>> start
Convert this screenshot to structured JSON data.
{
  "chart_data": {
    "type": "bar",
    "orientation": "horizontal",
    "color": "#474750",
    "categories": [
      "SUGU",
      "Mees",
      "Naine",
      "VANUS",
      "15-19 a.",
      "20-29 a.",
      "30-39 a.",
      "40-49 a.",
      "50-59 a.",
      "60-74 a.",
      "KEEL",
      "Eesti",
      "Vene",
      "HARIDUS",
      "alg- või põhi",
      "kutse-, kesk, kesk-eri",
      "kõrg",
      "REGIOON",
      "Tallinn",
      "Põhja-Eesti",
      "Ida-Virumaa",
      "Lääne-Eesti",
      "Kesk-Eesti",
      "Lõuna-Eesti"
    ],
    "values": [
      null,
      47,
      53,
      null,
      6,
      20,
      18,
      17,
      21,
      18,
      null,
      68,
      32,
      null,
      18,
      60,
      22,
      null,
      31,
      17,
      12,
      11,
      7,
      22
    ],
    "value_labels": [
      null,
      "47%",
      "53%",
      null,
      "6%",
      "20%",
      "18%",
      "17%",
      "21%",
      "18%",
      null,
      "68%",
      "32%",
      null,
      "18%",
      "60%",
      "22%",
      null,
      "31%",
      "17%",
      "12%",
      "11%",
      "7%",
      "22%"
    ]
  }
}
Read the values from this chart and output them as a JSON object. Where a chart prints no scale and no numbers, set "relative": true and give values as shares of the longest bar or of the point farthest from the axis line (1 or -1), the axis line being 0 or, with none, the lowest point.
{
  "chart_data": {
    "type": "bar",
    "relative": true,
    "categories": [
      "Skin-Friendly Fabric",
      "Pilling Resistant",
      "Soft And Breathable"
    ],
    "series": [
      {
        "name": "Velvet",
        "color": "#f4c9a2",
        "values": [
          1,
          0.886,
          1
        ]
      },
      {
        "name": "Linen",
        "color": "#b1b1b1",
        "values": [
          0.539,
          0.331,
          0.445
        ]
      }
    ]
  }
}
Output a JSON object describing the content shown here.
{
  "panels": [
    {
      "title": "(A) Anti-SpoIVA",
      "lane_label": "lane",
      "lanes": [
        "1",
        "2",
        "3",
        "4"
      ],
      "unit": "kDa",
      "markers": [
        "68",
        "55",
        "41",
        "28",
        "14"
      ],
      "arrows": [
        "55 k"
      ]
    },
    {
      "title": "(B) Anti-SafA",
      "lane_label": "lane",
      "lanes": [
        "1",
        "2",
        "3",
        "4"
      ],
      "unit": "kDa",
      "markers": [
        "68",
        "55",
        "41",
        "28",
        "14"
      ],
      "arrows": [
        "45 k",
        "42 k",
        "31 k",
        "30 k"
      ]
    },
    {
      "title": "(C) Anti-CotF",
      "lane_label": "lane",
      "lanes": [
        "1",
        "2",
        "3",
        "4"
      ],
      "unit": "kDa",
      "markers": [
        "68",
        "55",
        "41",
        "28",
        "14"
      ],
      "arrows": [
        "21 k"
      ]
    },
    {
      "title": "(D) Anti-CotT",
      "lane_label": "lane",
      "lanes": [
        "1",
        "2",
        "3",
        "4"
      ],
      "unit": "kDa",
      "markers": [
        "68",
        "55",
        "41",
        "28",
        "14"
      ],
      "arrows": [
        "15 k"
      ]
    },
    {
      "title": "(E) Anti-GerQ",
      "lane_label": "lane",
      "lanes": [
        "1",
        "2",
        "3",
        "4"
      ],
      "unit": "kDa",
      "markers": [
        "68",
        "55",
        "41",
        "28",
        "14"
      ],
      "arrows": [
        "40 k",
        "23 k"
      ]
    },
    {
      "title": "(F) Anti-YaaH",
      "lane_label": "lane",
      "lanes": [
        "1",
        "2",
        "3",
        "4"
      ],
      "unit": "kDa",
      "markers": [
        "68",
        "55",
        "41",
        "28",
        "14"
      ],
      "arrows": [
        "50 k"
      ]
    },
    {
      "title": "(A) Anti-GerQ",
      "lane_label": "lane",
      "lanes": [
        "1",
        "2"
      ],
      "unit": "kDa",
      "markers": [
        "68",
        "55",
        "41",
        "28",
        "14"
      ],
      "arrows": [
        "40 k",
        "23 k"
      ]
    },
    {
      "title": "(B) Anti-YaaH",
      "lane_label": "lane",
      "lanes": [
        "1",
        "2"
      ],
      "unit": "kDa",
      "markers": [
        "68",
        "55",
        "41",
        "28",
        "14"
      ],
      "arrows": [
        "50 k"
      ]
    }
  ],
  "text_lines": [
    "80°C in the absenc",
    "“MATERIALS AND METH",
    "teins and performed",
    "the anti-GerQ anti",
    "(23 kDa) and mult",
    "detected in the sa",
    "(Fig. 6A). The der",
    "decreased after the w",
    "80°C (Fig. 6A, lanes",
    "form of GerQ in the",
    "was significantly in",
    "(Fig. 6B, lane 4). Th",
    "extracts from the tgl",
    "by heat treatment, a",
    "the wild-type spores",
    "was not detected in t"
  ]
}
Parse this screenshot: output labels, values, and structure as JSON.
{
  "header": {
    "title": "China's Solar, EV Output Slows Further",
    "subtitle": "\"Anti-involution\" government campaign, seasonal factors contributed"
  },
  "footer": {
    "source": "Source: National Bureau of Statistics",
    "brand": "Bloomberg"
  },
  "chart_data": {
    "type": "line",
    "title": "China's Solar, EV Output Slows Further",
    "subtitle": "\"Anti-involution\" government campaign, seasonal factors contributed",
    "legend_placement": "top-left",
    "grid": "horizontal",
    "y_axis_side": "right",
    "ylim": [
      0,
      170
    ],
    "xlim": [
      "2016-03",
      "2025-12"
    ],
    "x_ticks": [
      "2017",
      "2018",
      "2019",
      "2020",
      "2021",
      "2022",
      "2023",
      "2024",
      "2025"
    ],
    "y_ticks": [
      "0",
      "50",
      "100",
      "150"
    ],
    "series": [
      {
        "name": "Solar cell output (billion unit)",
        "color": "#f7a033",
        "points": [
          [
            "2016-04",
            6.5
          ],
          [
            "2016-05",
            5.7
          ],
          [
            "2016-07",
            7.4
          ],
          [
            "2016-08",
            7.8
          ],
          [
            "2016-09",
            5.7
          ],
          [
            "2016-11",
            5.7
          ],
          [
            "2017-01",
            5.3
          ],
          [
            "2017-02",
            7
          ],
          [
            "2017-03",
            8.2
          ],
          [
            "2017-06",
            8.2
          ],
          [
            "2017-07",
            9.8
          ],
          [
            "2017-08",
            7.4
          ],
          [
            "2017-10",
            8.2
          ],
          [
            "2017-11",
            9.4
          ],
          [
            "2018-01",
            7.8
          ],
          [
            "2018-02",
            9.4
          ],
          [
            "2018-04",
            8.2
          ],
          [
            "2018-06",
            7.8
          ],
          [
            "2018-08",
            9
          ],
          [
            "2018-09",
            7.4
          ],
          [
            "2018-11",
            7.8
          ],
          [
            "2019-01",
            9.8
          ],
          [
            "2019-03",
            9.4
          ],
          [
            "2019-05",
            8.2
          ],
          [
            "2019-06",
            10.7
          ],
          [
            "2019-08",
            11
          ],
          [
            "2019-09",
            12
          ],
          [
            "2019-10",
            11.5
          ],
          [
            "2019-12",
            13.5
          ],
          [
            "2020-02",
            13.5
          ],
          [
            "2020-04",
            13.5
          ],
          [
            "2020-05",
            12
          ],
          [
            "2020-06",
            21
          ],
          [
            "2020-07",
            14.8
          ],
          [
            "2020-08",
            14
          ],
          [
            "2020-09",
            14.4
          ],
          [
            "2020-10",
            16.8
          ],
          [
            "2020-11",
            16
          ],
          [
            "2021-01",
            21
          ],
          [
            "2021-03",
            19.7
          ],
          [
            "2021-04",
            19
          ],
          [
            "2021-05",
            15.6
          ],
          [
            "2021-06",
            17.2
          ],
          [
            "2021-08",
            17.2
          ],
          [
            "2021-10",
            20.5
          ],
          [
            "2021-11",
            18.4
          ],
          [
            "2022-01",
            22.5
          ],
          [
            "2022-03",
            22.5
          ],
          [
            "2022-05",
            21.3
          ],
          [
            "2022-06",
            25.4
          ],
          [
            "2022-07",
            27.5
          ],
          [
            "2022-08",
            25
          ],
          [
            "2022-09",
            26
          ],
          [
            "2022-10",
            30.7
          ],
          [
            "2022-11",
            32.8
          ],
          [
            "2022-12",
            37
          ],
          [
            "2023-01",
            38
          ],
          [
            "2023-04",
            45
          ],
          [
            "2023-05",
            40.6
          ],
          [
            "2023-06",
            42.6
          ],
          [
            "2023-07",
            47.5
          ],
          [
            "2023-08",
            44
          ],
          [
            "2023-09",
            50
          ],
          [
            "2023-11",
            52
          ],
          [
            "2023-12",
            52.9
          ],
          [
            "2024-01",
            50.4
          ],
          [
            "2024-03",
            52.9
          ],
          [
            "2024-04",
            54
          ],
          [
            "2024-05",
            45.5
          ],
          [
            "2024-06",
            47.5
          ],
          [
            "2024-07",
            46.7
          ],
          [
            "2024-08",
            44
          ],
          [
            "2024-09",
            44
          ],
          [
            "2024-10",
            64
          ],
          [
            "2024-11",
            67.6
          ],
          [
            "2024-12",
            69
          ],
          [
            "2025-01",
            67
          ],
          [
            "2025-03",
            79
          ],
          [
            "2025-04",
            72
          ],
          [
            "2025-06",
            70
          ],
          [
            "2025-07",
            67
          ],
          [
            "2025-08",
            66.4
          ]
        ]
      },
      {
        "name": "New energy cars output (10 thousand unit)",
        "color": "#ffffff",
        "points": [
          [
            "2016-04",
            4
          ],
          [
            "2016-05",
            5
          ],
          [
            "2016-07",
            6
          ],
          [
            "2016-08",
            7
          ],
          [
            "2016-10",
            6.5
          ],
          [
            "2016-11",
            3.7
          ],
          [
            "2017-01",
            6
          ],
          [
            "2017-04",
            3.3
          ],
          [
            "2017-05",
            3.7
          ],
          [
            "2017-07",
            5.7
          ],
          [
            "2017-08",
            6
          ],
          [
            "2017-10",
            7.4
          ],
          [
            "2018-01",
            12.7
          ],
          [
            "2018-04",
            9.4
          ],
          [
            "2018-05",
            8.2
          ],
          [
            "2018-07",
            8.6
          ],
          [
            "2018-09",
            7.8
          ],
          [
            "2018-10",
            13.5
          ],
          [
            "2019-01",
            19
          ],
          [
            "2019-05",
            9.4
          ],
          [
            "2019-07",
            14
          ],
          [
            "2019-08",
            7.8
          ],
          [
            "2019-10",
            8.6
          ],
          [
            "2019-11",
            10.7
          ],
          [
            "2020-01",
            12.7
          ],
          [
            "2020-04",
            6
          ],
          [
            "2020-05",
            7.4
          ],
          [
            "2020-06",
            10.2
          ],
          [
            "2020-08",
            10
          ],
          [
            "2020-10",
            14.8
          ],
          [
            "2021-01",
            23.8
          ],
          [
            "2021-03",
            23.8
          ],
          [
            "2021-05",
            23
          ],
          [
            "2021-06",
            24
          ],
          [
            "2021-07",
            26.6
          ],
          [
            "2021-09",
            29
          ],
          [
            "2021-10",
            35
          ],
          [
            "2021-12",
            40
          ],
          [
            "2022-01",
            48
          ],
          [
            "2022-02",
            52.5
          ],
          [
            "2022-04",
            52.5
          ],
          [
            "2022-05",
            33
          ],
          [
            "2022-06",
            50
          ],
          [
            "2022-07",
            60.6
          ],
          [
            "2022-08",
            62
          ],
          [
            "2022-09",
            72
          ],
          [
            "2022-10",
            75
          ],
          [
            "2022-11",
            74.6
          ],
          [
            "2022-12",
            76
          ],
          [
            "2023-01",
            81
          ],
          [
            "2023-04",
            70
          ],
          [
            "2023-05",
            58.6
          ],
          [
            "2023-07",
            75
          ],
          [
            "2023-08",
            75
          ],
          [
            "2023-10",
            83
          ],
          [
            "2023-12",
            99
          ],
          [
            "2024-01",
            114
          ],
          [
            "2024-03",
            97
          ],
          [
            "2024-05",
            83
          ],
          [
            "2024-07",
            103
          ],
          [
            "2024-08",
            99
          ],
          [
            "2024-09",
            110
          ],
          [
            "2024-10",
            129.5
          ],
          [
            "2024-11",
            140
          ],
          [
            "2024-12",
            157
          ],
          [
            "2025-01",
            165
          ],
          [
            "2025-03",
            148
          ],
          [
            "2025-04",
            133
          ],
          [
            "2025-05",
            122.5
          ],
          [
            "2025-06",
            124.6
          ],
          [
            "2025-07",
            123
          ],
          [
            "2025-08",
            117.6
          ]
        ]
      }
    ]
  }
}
>> end
Filter the listing above for the string "contributed" and copy every matching line.

    "subtitle": "\"Anti-involution\" government campaign, seasonal factors contributed"
    "subtitle": "\"Anti-involution\" government campaign, seasonal factors contributed",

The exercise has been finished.